Georgia Grown booth.

Two Indo-Georgian companies showcased their GA-made products in the nonprofit Inventors Association of Georgia booth. CocoaTown, which innovates, manufactures, and markets specialty equipment for (cocoa) Bean to (chocolate) Bar industry, displayed their Georgia-made mini Grindeur. A male urinary incontinence control device was displayed by UroMend.

About 50 Exhibitors participated in the Expo. Among them, America’s Mattress offered a prize of a Queen Sealy Perfect Sleeper mattress set to a winner in its draw. Anita’s Balm gave away samples of its balm made from natural ingredients. Okabashi, the only U.S. mass manufacturer of flip flops and sandals, offered a prize of a pair of sandals to the draw-winner every fifteen minutes. Strike Hold gave samples of its specialty cleaner and lubricant. And Cu’I took care of thirsty visitors by offering a sample of its refreshing and healthy watermelon drink.

Genius Robotics and Robugs team members showcased their impressive robots. Southern Polytechnic University displayed a Formula Race Car designed and built by students.

The Georgia Grown exhibit of the Georgia Dept. of Agriculture was very popular with visitors. The program promotes local products to connect farmers with consumers, suppliers, retailers, and agritourism opportunities. Fastest growing port of Savannah is America’s single largest gateway for poultry exports and Georgia is the leading producer of chicken. GA also exports onions, pecans, paper, lumber, etc.

Other exhibitors showcased plastics, decorative wood products, machining and welding tools, software technology products, controlled temperature packaging, sportswear, industrial brushes and brush machines, etc.

Congressman Rob Woodall (R – 7th Dist. of GA) spoke of the importance of encouraging manufacturing. He was very clear that he believes in free trade, not protectionism. He believes that U.S. manufacturing firms can be successful in worldwide markets due to the productivity and ingenuity of the American worker. He indicated that removing obstacles placed by government can be as effective or more effective than direct assistance from a government. He also advocated strong support for “The FairTax,” a bill before Congress that would eliminate all income and payroll taxes and substitute a nationwide flat sales tax collected at the retail level, and spoke of the enormous expansion of manufacturing in the United States this policy change would create.
§ §
(PROBLEM TO WORK ON)
Please carry the expo report on from its final sentence, in the same style.

(DATA UNDER STUDY)
§ §
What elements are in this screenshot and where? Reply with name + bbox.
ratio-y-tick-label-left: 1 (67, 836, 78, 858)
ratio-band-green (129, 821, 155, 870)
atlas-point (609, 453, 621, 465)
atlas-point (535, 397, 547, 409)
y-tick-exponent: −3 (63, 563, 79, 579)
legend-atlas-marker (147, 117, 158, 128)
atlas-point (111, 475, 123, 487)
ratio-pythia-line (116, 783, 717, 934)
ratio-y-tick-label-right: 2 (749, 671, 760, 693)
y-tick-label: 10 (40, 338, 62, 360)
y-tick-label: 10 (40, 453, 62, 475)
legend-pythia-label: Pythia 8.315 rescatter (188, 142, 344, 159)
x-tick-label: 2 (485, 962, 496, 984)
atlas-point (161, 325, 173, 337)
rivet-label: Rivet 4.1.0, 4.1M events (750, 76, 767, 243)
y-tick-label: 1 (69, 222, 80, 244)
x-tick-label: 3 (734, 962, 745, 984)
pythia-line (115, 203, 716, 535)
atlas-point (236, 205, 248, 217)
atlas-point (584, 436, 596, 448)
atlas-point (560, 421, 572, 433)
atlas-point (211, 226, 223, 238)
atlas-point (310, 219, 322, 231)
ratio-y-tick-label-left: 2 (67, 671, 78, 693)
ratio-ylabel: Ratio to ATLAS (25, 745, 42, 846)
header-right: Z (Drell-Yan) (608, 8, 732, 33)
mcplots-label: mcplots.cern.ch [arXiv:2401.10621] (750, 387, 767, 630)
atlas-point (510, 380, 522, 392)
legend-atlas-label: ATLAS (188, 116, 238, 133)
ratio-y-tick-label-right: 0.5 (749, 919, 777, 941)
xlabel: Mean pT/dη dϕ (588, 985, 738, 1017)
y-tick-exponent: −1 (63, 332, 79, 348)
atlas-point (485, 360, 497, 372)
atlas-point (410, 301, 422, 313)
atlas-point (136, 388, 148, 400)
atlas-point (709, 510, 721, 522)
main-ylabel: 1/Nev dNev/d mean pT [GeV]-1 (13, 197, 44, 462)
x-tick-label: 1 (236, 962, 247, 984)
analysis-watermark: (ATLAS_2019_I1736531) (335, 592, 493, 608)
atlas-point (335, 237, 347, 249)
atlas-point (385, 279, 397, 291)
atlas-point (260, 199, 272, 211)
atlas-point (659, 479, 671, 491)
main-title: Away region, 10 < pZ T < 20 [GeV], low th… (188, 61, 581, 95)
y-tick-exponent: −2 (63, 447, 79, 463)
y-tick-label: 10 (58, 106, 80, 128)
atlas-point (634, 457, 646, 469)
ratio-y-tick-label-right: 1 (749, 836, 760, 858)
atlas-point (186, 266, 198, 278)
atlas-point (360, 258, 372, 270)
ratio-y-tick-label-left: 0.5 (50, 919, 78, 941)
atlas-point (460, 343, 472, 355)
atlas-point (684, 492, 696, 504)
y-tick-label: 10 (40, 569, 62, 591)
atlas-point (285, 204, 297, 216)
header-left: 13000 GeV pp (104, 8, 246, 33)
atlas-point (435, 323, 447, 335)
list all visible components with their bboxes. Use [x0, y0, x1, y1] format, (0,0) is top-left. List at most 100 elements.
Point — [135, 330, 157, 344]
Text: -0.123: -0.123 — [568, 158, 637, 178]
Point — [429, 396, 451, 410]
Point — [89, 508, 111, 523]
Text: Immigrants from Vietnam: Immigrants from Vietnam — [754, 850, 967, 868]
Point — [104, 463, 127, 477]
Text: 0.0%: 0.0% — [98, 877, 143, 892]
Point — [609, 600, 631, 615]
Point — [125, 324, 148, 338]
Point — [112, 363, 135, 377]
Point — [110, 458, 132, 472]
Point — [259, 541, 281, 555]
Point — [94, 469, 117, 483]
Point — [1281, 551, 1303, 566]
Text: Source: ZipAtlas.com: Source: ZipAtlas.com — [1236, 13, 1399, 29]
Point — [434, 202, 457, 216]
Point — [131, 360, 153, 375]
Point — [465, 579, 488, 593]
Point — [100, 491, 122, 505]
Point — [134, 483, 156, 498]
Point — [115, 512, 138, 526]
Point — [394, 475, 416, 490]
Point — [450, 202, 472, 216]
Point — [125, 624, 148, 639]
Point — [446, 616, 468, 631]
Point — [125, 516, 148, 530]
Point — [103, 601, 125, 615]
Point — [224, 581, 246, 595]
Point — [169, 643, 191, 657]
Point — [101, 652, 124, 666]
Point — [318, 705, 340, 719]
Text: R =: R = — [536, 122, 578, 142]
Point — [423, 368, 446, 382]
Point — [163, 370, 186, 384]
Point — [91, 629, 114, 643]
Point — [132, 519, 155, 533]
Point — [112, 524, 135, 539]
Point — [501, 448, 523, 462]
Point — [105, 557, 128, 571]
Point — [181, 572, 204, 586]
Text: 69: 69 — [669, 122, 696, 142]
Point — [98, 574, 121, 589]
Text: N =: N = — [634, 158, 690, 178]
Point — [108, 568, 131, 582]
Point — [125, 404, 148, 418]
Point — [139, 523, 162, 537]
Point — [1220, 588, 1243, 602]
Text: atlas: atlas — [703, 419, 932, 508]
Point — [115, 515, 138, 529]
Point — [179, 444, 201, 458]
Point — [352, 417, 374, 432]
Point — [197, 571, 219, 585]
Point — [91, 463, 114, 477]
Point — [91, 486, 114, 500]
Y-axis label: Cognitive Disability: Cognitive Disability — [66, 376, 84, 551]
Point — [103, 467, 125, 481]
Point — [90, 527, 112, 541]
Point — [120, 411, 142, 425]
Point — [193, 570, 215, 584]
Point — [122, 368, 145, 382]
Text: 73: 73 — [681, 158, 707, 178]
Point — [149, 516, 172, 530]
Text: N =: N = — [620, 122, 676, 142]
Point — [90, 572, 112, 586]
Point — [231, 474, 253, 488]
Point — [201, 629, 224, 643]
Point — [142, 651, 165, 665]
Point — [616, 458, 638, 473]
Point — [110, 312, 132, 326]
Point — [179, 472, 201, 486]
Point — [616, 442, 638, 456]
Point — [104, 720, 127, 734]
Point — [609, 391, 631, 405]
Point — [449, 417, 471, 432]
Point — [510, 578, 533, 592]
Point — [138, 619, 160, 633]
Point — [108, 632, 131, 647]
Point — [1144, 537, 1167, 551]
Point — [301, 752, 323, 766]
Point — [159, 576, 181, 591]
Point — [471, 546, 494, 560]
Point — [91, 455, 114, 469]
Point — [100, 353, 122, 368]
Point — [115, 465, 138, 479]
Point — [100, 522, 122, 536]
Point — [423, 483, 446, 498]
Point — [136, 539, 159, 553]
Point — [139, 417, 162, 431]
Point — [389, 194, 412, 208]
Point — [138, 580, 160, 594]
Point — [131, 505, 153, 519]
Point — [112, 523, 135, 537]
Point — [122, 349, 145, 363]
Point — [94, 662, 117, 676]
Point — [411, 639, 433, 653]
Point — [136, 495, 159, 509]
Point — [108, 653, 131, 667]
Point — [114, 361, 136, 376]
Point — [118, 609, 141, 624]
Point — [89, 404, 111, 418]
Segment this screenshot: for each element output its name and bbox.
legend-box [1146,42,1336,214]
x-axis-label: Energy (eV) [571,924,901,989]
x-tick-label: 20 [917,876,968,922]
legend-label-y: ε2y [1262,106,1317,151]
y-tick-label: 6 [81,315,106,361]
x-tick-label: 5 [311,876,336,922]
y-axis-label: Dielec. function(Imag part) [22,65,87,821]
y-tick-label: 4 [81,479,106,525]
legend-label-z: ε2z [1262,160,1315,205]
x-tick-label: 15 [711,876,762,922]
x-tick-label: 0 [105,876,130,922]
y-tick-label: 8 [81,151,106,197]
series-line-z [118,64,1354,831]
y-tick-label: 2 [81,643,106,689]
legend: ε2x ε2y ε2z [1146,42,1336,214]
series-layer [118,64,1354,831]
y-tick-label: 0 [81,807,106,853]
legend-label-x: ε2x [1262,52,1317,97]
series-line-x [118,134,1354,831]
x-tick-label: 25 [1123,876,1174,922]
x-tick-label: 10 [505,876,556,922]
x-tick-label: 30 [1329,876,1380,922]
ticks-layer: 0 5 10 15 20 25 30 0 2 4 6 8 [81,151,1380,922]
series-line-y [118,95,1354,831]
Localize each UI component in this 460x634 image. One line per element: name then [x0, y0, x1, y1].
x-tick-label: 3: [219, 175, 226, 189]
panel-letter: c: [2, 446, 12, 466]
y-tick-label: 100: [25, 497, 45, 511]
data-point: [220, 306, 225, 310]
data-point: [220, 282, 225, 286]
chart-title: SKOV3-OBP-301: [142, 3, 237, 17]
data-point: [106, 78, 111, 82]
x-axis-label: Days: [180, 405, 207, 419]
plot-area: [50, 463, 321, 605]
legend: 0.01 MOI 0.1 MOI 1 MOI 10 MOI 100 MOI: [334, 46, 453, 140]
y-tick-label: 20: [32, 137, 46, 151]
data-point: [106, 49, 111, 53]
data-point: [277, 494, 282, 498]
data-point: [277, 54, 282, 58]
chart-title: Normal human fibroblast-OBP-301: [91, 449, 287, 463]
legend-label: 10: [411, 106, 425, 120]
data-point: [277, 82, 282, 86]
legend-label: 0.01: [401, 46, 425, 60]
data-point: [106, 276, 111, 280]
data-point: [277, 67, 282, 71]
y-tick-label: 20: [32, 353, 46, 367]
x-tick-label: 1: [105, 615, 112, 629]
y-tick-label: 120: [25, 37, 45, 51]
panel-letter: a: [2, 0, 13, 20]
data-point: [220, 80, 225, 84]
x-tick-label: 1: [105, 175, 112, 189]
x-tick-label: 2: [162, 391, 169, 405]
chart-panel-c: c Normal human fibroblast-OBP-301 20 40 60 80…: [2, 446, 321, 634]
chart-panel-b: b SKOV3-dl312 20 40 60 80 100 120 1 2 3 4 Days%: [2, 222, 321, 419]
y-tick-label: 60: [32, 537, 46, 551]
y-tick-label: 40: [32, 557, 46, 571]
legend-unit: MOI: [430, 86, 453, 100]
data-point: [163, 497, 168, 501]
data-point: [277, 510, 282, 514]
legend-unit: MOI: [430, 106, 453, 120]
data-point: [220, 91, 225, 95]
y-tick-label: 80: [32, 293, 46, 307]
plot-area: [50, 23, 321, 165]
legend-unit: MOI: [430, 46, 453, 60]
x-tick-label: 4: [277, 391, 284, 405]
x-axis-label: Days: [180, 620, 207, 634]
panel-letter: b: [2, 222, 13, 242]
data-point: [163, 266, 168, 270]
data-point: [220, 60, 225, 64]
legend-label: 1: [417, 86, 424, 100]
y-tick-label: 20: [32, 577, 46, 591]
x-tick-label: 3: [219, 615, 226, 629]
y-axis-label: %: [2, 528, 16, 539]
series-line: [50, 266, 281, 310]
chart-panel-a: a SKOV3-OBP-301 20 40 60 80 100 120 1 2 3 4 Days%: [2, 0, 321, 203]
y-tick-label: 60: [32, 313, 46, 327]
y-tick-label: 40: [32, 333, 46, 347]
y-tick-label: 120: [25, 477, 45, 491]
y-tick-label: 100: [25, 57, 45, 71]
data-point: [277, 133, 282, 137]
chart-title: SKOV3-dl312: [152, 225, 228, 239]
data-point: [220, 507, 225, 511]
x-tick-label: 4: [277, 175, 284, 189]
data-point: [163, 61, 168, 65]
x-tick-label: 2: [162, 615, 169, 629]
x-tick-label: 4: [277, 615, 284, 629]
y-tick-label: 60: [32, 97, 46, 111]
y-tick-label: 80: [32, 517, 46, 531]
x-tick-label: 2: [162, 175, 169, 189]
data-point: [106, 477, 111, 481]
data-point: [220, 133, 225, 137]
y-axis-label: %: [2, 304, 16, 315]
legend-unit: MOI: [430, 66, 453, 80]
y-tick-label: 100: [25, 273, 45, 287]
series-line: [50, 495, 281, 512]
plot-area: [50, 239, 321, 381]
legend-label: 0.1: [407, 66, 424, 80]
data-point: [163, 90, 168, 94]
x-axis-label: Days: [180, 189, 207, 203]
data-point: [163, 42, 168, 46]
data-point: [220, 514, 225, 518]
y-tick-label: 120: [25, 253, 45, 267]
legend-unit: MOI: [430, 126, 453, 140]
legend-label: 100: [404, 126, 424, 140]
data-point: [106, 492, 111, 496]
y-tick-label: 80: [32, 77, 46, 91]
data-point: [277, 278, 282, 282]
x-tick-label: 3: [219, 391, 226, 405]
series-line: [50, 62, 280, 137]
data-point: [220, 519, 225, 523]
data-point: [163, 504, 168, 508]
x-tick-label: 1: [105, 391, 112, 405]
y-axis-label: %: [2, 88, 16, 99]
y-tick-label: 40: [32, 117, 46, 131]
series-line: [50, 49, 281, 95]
§ §
(ANSWER SPACE)
Professional associations for manufacturing and technology had booths, and there were contacts for job openings.

The American Made Movie, an engrossing, insightful, documentary, had two special screenings at the Expo. This feature length film explores Americans working to support their families and employees in a global economy impacting their businesses and way of life, and shows why the lowest price is not always good for the consumer in the long run. The movie will tour 30 cities, promoting simple solutions everyone can do to create a better future for their communities and for America. This movie examines the decline of the American manufacturing workforce, its effect on middle class, and the role consumerism can play in helping the economy. The movie looks back at the boom time in manufacturing when there was a more balanced relationship between production and consumption. It deals with issues like technology, globalization, Protectionism vs. Free trade, role of government in helping manufacturing companies with tax incentives, subsidies, infrastructure facilities, etc. It explains why manufacturers outsource and offshore their operations. Finally it illustrates how some companies have been innovative finding solutions and helping local and national economies as a result. Executive Producer Clyde Strickland said that this movie is being screened in all Gwinnett schools and it will also be shown at Gwinnett Braves Coolray Field in Lawrenceville on July 5th at 9:45pm.